[Dataset items]
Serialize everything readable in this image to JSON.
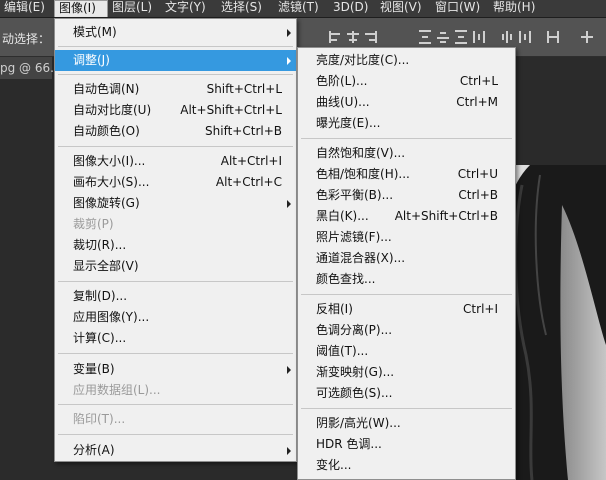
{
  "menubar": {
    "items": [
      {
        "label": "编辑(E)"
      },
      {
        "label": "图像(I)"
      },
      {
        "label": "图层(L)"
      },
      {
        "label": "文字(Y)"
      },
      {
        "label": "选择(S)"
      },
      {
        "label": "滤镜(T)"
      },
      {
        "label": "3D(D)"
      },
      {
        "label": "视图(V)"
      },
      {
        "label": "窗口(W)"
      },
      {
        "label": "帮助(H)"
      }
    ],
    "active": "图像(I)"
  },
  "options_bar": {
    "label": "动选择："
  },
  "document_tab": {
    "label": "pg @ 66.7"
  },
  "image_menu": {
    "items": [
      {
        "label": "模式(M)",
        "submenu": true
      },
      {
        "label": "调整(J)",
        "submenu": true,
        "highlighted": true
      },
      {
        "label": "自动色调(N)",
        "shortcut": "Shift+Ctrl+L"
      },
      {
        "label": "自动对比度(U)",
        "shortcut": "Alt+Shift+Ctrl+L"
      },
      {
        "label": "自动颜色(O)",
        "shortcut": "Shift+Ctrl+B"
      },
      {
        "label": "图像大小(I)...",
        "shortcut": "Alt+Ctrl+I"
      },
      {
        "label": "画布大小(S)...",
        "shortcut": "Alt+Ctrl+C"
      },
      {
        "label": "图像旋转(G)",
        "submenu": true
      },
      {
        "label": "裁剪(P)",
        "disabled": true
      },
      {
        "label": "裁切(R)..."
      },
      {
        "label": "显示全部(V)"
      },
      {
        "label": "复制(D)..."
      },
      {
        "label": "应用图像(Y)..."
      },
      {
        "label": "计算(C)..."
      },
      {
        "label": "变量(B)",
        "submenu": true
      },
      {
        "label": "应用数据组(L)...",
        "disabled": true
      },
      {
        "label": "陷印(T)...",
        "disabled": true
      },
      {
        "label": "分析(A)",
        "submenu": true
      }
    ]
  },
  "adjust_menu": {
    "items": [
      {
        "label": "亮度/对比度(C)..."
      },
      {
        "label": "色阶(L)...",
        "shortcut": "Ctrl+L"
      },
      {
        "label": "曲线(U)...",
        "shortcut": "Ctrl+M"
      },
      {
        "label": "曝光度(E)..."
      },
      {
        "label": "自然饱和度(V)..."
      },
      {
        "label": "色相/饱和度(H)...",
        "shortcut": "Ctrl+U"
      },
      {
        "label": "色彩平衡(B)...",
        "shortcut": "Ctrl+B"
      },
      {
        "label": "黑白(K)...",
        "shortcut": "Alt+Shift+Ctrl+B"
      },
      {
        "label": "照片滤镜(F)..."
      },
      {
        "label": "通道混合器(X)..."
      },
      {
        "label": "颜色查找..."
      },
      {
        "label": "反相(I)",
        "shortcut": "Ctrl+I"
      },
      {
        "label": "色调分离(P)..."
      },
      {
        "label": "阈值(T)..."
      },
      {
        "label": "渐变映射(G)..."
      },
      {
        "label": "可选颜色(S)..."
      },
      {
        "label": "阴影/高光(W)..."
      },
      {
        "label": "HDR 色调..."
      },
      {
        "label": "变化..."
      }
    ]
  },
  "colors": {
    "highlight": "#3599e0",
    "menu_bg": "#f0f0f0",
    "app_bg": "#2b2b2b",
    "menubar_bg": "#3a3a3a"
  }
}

▶ **Aim**: Keep only those lines of the records that hold "Ctrl", and return them.

▶ **Expected answer**:
        "shortcut": "Shift+Ctrl+L"
        "shortcut": "Alt+Shift+Ctrl+L"
        "shortcut": "Shift+Ctrl+B"
        "shortcut": "Alt+Ctrl+I"
        "shortcut": "Alt+Ctrl+C"
        "shortcut": "Ctrl+L"
        "shortcut": "Ctrl+M"
        "shortcut": "Ctrl+U"
        "shortcut": "Ctrl+B"
        "shortcut": "Alt+Shift+Ctrl+B"
        "shortcut": "Ctrl+I"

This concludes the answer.